Task requirements:
Set each entry down verbatim, omitting images.

[Data entries]
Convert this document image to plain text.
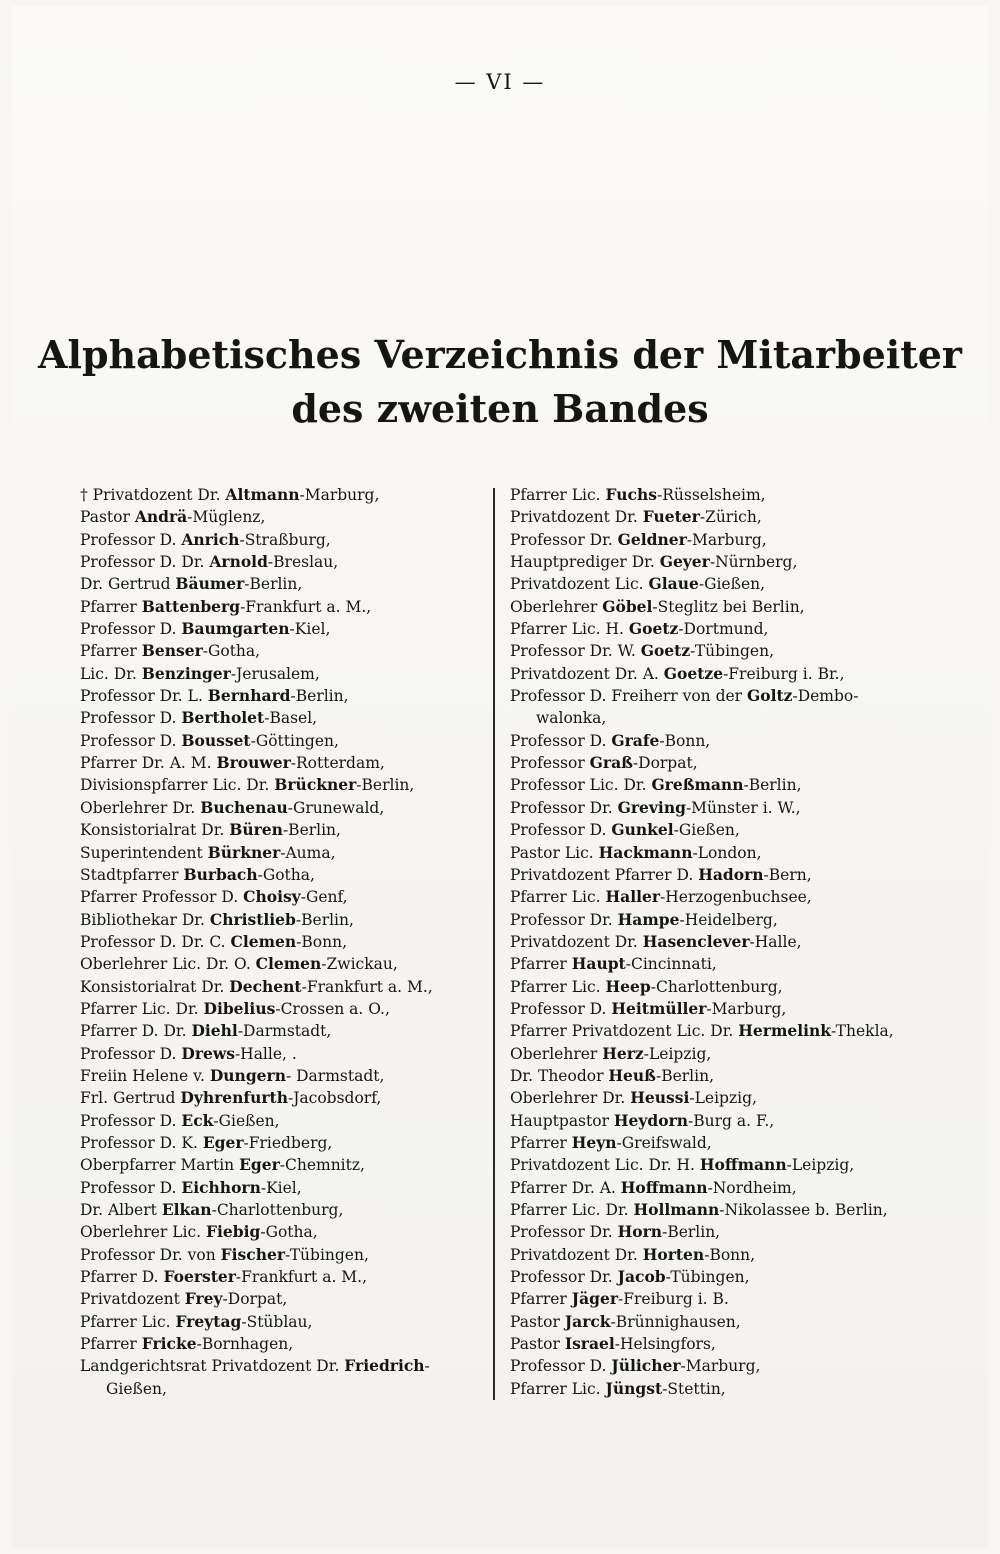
— VI —
Alphabetisches Verzeichnis der Mitarbeiter
des zweiten Bandes
† Privatdozent Dr. Altmann-Marburg,
Pastor Andrä-Müglenz,
Professor D. Anrich-Straßburg,
Professor D. Dr. Arnold-Breslau,
Dr. Gertrud Bäumer-Berlin,
Pfarrer Battenberg-Frankfurt a. M.,
Professor D. Baumgarten-Kiel,
Pfarrer Benser-Gotha,
Lic. Dr. Benzinger-Jerusalem,
Professor Dr. L. Bernhard-Berlin,
Professor D. Bertholet-Basel,
Professor D. Bousset-Göttingen,
Pfarrer Dr. A. M. Brouwer-Rotterdam,
Divisionspfarrer Lic. Dr. Brückner-Berlin,
Oberlehrer Dr. Buchenau-Grunewald,
Konsistorialrat Dr. Büren-Berlin,
Superintendent Bürkner-Auma,
Stadtpfarrer Burbach-Gotha,
Pfarrer Professor D. Choisy-Genf,
Bibliothekar Dr. Christlieb-Berlin,
Professor D. Dr. C. Clemen-Bonn,
Oberlehrer Lic. Dr. O. Clemen-Zwickau,
Konsistorialrat Dr. Dechent-Frankfurt a. M.,
Pfarrer Lic. Dr. Dibelius-Crossen a. O.,
Pfarrer D. Dr. Diehl-Darmstadt,
Professor D. Drews-Halle, .
Freiin Helene v. Dungern- Darmstadt,
Frl. Gertrud Dyhrenfurth-Jacobsdorf,
Professor D. Eck-Gießen,
Professor D. K. Eger-Friedberg,
Oberpfarrer Martin Eger-Chemnitz,
Professor D. Eichhorn-Kiel,
Dr. Albert Elkan-Charlottenburg,
Oberlehrer Lic. Fiebig-Gotha,
Professor Dr. von Fischer-Tübingen,
Pfarrer D. Foerster-Frankfurt a. M.,
Privatdozent Frey-Dorpat,
Pfarrer Lic. Freytag-Stüblau,
Pfarrer Fricke-Bornhagen,
Landgerichtsrat Privatdozent Dr. Friedrich-
Gießen,
Pfarrer Lic. Fuchs-Rüsselsheim,
Privatdozent Dr. Fueter-Zürich,
Professor Dr. Geldner-Marburg,
Hauptprediger Dr. Geyer-Nürnberg,
Privatdozent Lic. Glaue-Gießen,
Oberlehrer Göbel-Steglitz bei Berlin,
Pfarrer Lic. H. Goetz-Dortmund,
Professor Dr. W. Goetz-Tübingen,
Privatdozent Dr. A. Goetze-Freiburg i. Br.,
Professor D. Freiherr von der Goltz-Dembo-
walonka,
Professor D. Grafe-Bonn,
Professor Graß-Dorpat,
Professor Lic. Dr. Greßmann-Berlin,
Professor Dr. Greving-Münster i. W.,
Professor D. Gunkel-Gießen,
Pastor Lic. Hackmann-London,
Privatdozent Pfarrer D. Hadorn-Bern,
Pfarrer Lic. Haller-Herzogenbuchsee,
Professor Dr. Hampe-Heidelberg,
Privatdozent Dr. Hasenclever-Halle,
Pfarrer Haupt-Cincinnati,
Pfarrer Lic. Heep-Charlottenburg,
Professor D. Heitmüller-Marburg,
Pfarrer Privatdozent Lic. Dr. Hermelink-Thekla,
Oberlehrer Herz-Leipzig,
Dr. Theodor Heuß-Berlin,
Oberlehrer Dr. Heussi-Leipzig,
Hauptpastor Heydorn-Burg a. F.,
Pfarrer Heyn-Greifswald,
Privatdozent Lic. Dr. H. Hoffmann-Leipzig,
Pfarrer Dr. A. Hoffmann-Nordheim,
Pfarrer Lic. Dr. Hollmann-Nikolassee b. Berlin,
Professor Dr. Horn-Berlin,
Privatdozent Dr. Horten-Bonn,
Professor Dr. Jacob-Tübingen,
Pfarrer Jäger-Freiburg i. B.
Pastor Jarck-Brünnighausen,
Pastor Israel-Helsingfors,
Professor D. Jülicher-Marburg,
Pfarrer Lic. Jüngst-Stettin,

Expected output:
Convert this document image to plain text.
— VI —
Alphabetisches Verzeichnis der Mitarbeiter
des zweiten Bandes
† Privatdozent Dr. Altmann-Marburg,
Pastor Andrä-Müglenz,
Professor D. Anrich-Straßburg,
Professor D. Dr. Arnold-Breslau,
Dr. Gertrud Bäumer-Berlin,
Pfarrer Battenberg-Frankfurt a. M.,
Professor D. Baumgarten-Kiel,
Pfarrer Benser-Gotha,
Lic. Dr. Benzinger-Jerusalem,
Professor Dr. L. Bernhard-Berlin,
Professor D. Bertholet-Basel,
Professor D. Bousset-Göttingen,
Pfarrer Dr. A. M. Brouwer-Rotterdam,
Divisionspfarrer Lic. Dr. Brückner-Berlin,
Oberlehrer Dr. Buchenau-Grunewald,
Konsistorialrat Dr. Büren-Berlin,
Superintendent Bürkner-Auma,
Stadtpfarrer Burbach-Gotha,
Pfarrer Professor D. Choisy-Genf,
Bibliothekar Dr. Christlieb-Berlin,
Professor D. Dr. C. Clemen-Bonn,
Oberlehrer Lic. Dr. O. Clemen-Zwickau,
Konsistorialrat Dr. Dechent-Frankfurt a. M.,
Pfarrer Lic. Dr. Dibelius-Crossen a. O.,
Pfarrer D. Dr. Diehl-Darmstadt,
Professor D. Drews-Halle, .
Freiin Helene v. Dungern- Darmstadt,
Frl. Gertrud Dyhrenfurth-Jacobsdorf,
Professor D. Eck-Gießen,
Professor D. K. Eger-Friedberg,
Oberpfarrer Martin Eger-Chemnitz,
Professor D. Eichhorn-Kiel,
Dr. Albert Elkan-Charlottenburg,
Oberlehrer Lic. Fiebig-Gotha,
Professor Dr. von Fischer-Tübingen,
Pfarrer D. Foerster-Frankfurt a. M.,
Privatdozent Frey-Dorpat,
Pfarrer Lic. Freytag-Stüblau,
Pfarrer Fricke-Bornhagen,
Landgerichtsrat Privatdozent Dr. Friedrich-
Gießen,
Pfarrer Lic. Fuchs-Rüsselsheim,
Privatdozent Dr. Fueter-Zürich,
Professor Dr. Geldner-Marburg,
Hauptprediger Dr. Geyer-Nürnberg,
Privatdozent Lic. Glaue-Gießen,
Oberlehrer Göbel-Steglitz bei Berlin,
Pfarrer Lic. H. Goetz-Dortmund,
Professor Dr. W. Goetz-Tübingen,
Privatdozent Dr. A. Goetze-Freiburg i. Br.,
Professor D. Freiherr von der Goltz-Dembo-
walonka,
Professor D. Grafe-Bonn,
Professor Graß-Dorpat,
Professor Lic. Dr. Greßmann-Berlin,
Professor Dr. Greving-Münster i. W.,
Professor D. Gunkel-Gießen,
Pastor Lic. Hackmann-London,
Privatdozent Pfarrer D. Hadorn-Bern,
Pfarrer Lic. Haller-Herzogenbuchsee,
Professor Dr. Hampe-Heidelberg,
Privatdozent Dr. Hasenclever-Halle,
Pfarrer Haupt-Cincinnati,
Pfarrer Lic. Heep-Charlottenburg,
Professor D. Heitmüller-Marburg,
Pfarrer Privatdozent Lic. Dr. Hermelink-Thekla,
Oberlehrer Herz-Leipzig,
Dr. Theodor Heuß-Berlin,
Oberlehrer Dr. Heussi-Leipzig,
Hauptpastor Heydorn-Burg a. F.,
Pfarrer Heyn-Greifswald,
Privatdozent Lic. Dr. H. Hoffmann-Leipzig,
Pfarrer Dr. A. Hoffmann-Nordheim,
Pfarrer Lic. Dr. Hollmann-Nikolassee b. Berlin,
Professor Dr. Horn-Berlin,
Privatdozent Dr. Horten-Bonn,
Professor Dr. Jacob-Tübingen,
Pfarrer Jäger-Freiburg i. B.
Pastor Jarck-Brünnighausen,
Pastor Israel-Helsingfors,
Professor D. Jülicher-Marburg,
Pfarrer Lic. Jüngst-Stettin,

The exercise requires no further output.